● **EXERCISE INSTRUCTIONS**
Gather the lines below that include the string "What", copying each in full.

▼

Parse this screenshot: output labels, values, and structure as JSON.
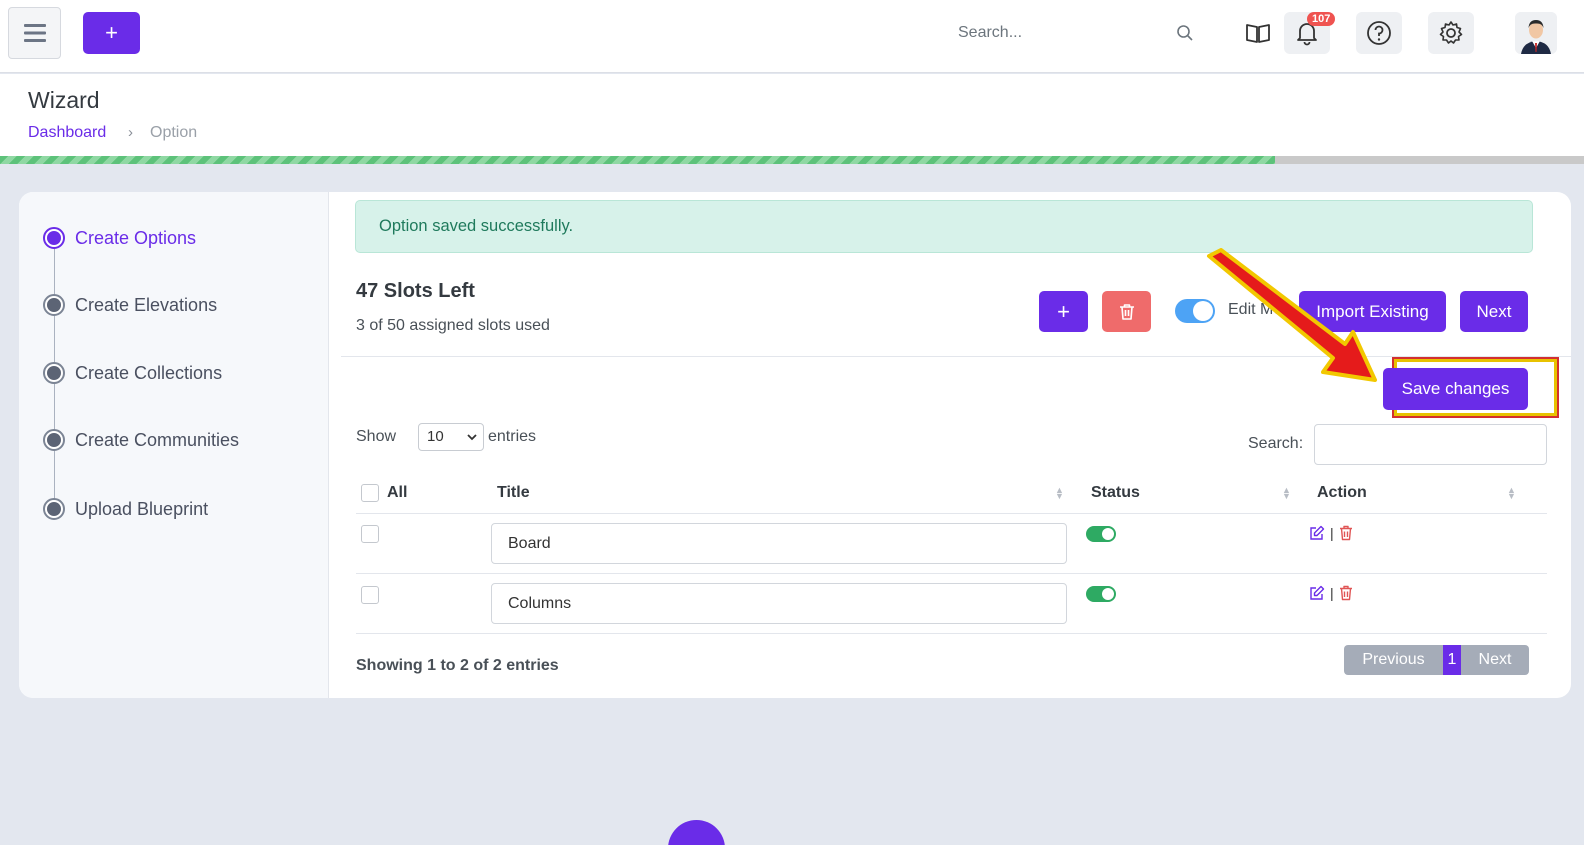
{
  "topbar": {
    "add_label": "+",
    "search_placeholder": "Search...",
    "notification_count": "107"
  },
  "header": {
    "title": "Wizard",
    "breadcrumb": [
      "Dashboard",
      "›",
      "Option"
    ]
  },
  "progress_percent": 80.5,
  "steps": [
    {
      "label": "Create Options",
      "active": true
    },
    {
      "label": "Create Elevations",
      "active": false
    },
    {
      "label": "Create Collections",
      "active": false
    },
    {
      "label": "Create Communities",
      "active": false
    },
    {
      "label": "Upload Blueprint",
      "active": false
    }
  ],
  "alert": "Option saved successfully.",
  "slots": {
    "title": "47 Slots Left",
    "subtitle": "3 of 50 assigned slots used"
  },
  "toolbar": {
    "add_label": "+",
    "edit_mode_label": "Edit Mode",
    "import_label": "Import Existing",
    "next_label": "Next",
    "save_label": "Save changes"
  },
  "table": {
    "show_label": "Show",
    "page_size": "10",
    "entries_label": "entries",
    "search_label": "Search:",
    "headers": {
      "all": "All",
      "title": "Title",
      "status": "Status",
      "action": "Action"
    },
    "rows": [
      {
        "title": "Board",
        "status": "on"
      },
      {
        "title": "Columns",
        "status": "on"
      }
    ],
    "action_sep": "|",
    "showing": "Showing 1 to 2 of 2 entries",
    "pager": {
      "prev": "Previous",
      "page": "1",
      "next": "Next"
    }
  },
  "colors": {
    "accent": "#6a2ce8",
    "danger": "#ef6b6b",
    "success": "#2eaa63"
  }
}
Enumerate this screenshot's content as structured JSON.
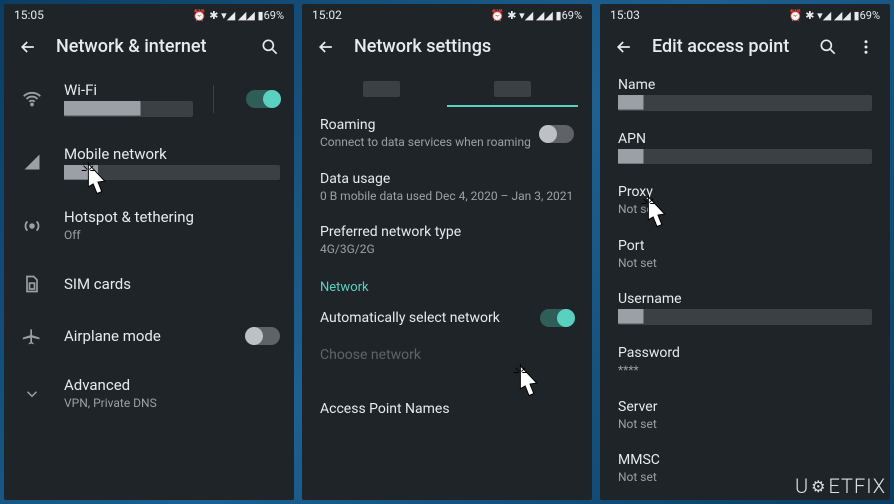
{
  "screens": [
    {
      "status": {
        "time": "15:05",
        "icons": "⏰ ✱ ▾◢ ◢◢ ▮69%"
      },
      "appbar": {
        "title": "Network & internet",
        "has_search": true,
        "has_more": false
      },
      "items": [
        {
          "icon": "wifi",
          "label": "Wi-Fi",
          "sub": "█████████",
          "sub_redacted": true,
          "toggle": "on",
          "toggle_divider": true
        },
        {
          "icon": "signal",
          "label": "Mobile network",
          "sub": "████",
          "sub_redacted": true,
          "cursor": true
        },
        {
          "icon": "hotspot",
          "label": "Hotspot & tethering",
          "sub": "Off"
        },
        {
          "icon": "sim",
          "label": "SIM cards",
          "sub": ""
        },
        {
          "icon": "airplane",
          "label": "Airplane mode",
          "sub": "",
          "toggle": "off"
        },
        {
          "icon": "expand",
          "label": "Advanced",
          "sub": "VPN, Private DNS"
        }
      ]
    },
    {
      "status": {
        "time": "15:02",
        "icons": "⏰ ✱ ▾◢ ◢◢ ▮69%"
      },
      "appbar": {
        "title": "Network settings",
        "has_search": false,
        "has_more": false
      },
      "tabs": [
        {
          "label": "████",
          "redacted": true,
          "active": false
        },
        {
          "label": "████",
          "redacted": true,
          "active": true
        }
      ],
      "items": [
        {
          "label": "Roaming",
          "sub": "Connect to data services when roaming",
          "toggle": "off"
        },
        {
          "label": "Data usage",
          "sub": "0 B mobile data used Dec 4, 2020 – Jan 3, 2021"
        },
        {
          "label": "Preferred network type",
          "sub": "4G/3G/2G"
        }
      ],
      "section_header": "Network",
      "items2": [
        {
          "label": "Automatically select network",
          "sub": "",
          "toggle": "on"
        },
        {
          "label": "Choose network",
          "sub": "",
          "disabled": true
        },
        {
          "label": "Access Point Names",
          "sub": "",
          "cursor": true
        }
      ]
    },
    {
      "status": {
        "time": "15:03",
        "icons": "⏰ ✱ ▾◢ ◢◢ ▮69%"
      },
      "appbar": {
        "title": "Edit access point",
        "has_search": true,
        "has_more": true
      },
      "fields": [
        {
          "label": "Name",
          "value": "███",
          "redacted": true
        },
        {
          "label": "APN",
          "value": "███",
          "redacted": true
        },
        {
          "label": "Proxy",
          "value": "Not set",
          "cursor": true
        },
        {
          "label": "Port",
          "value": "Not set"
        },
        {
          "label": "Username",
          "value": "███",
          "redacted": true
        },
        {
          "label": "Password",
          "value": "****"
        },
        {
          "label": "Server",
          "value": "Not set"
        },
        {
          "label": "MMSC",
          "value": "Not set"
        }
      ]
    }
  ],
  "watermark": "UGETFIX"
}
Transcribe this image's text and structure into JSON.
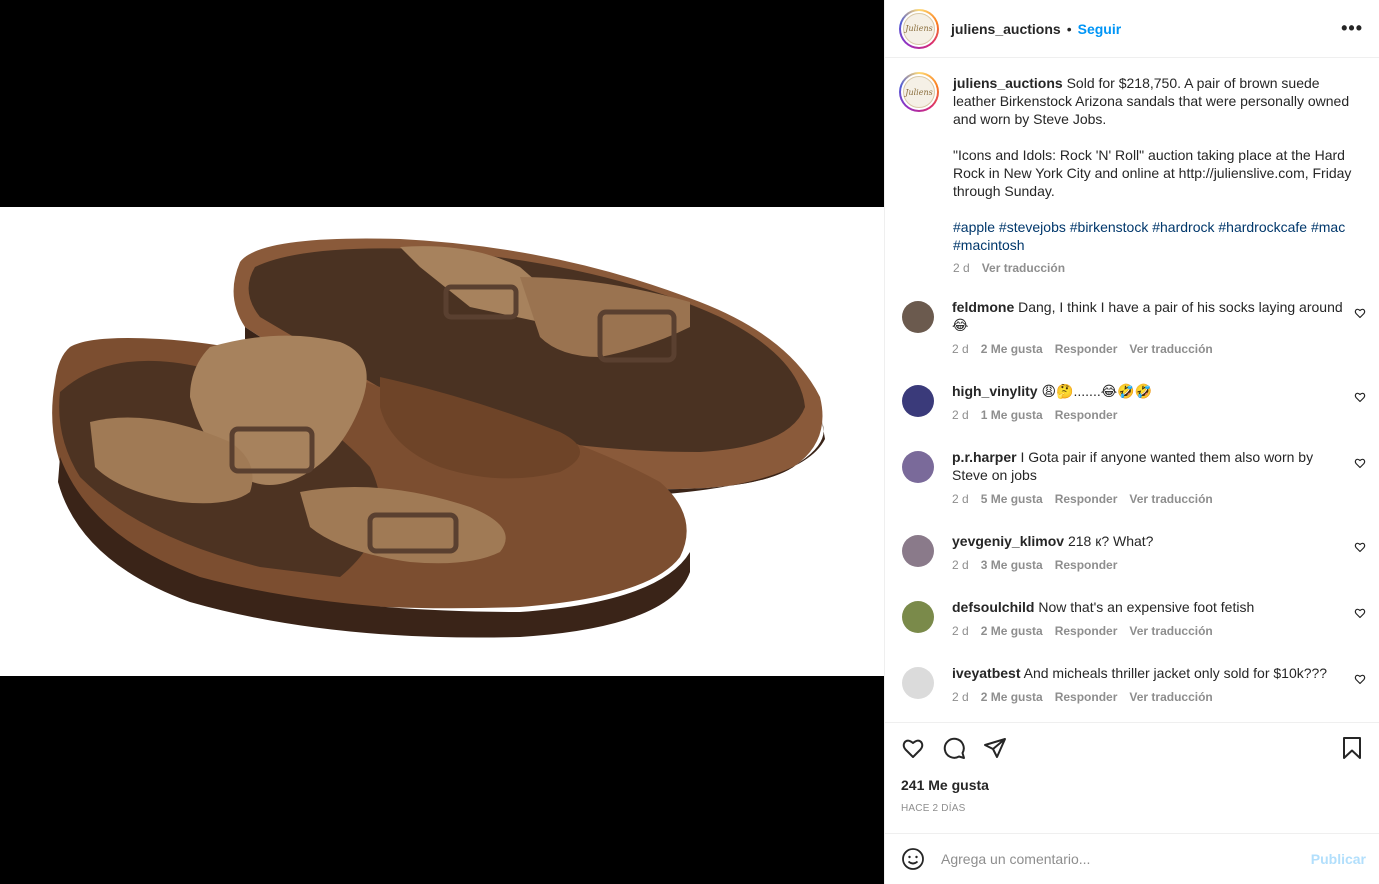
{
  "post": {
    "username": "juliens_auctions",
    "logo_text": "Juliens",
    "follow_label": "Seguir",
    "more_label": "•••"
  },
  "caption": {
    "username": "juliens_auctions",
    "text1": "Sold for $218,750. A pair of brown suede leather Birkenstock Arizona sandals that were personally owned and worn by Steve Jobs.",
    "text2": "\"Icons and Idols: Rock 'N' Roll\" auction taking place at the Hard Rock in New York City and online at http://julienslive.com, Friday through Sunday.",
    "hashtags": "#apple #stevejobs #birkenstock #hardrock #hardrockcafe #mac #macintosh",
    "time": "2 d",
    "translate": "Ver traducción"
  },
  "comments": [
    {
      "user": "feldmone",
      "text": "Dang, I think I have a pair of his socks laying around 😂",
      "time": "2 d",
      "likes": "2 Me gusta",
      "reply": "Responder",
      "translate": "Ver traducción",
      "avatar_color": "#6b5a4e"
    },
    {
      "user": "high_vinylity",
      "text": "😩🤔.......😂🤣🤣",
      "time": "2 d",
      "likes": "1 Me gusta",
      "reply": "Responder",
      "translate": "",
      "avatar_color": "#3a3a7a"
    },
    {
      "user": "p.r.harper",
      "text": "I Gota pair if anyone wanted them also worn by Steve on jobs",
      "time": "2 d",
      "likes": "5 Me gusta",
      "reply": "Responder",
      "translate": "Ver traducción",
      "avatar_color": "#7a6a9a"
    },
    {
      "user": "yevgeniy_klimov",
      "text": "218 к? What?",
      "time": "2 d",
      "likes": "3 Me gusta",
      "reply": "Responder",
      "translate": "",
      "avatar_color": "#8a7a8a"
    },
    {
      "user": "defsoulchild",
      "text": "Now that's an expensive foot fetish",
      "time": "2 d",
      "likes": "2 Me gusta",
      "reply": "Responder",
      "translate": "Ver traducción",
      "avatar_color": "#7a8a4a"
    },
    {
      "user": "iveyatbest",
      "text": "And micheals thriller jacket only sold for $10k???",
      "time": "2 d",
      "likes": "2 Me gusta",
      "reply": "Responder",
      "translate": "Ver traducción",
      "avatar_color": "#dbdbdb"
    }
  ],
  "footer": {
    "likes": "241 Me gusta",
    "posted": "HACE 2 DÍAS",
    "comment_placeholder": "Agrega un comentario...",
    "publish_label": "Publicar"
  },
  "colors": {
    "link_blue": "#0095f6",
    "hashtag_blue": "#00376b",
    "muted_gray": "#8e8e8e"
  }
}
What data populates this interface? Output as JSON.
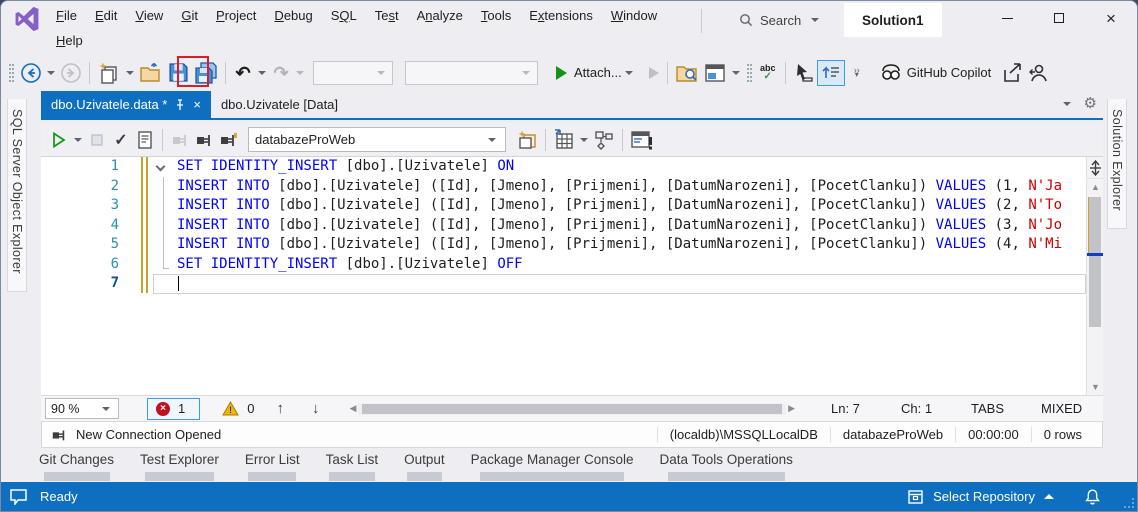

▲

● **THE RESPONSE**
      "text": "218 к? What?",
What data populates this interface? Output as JSON.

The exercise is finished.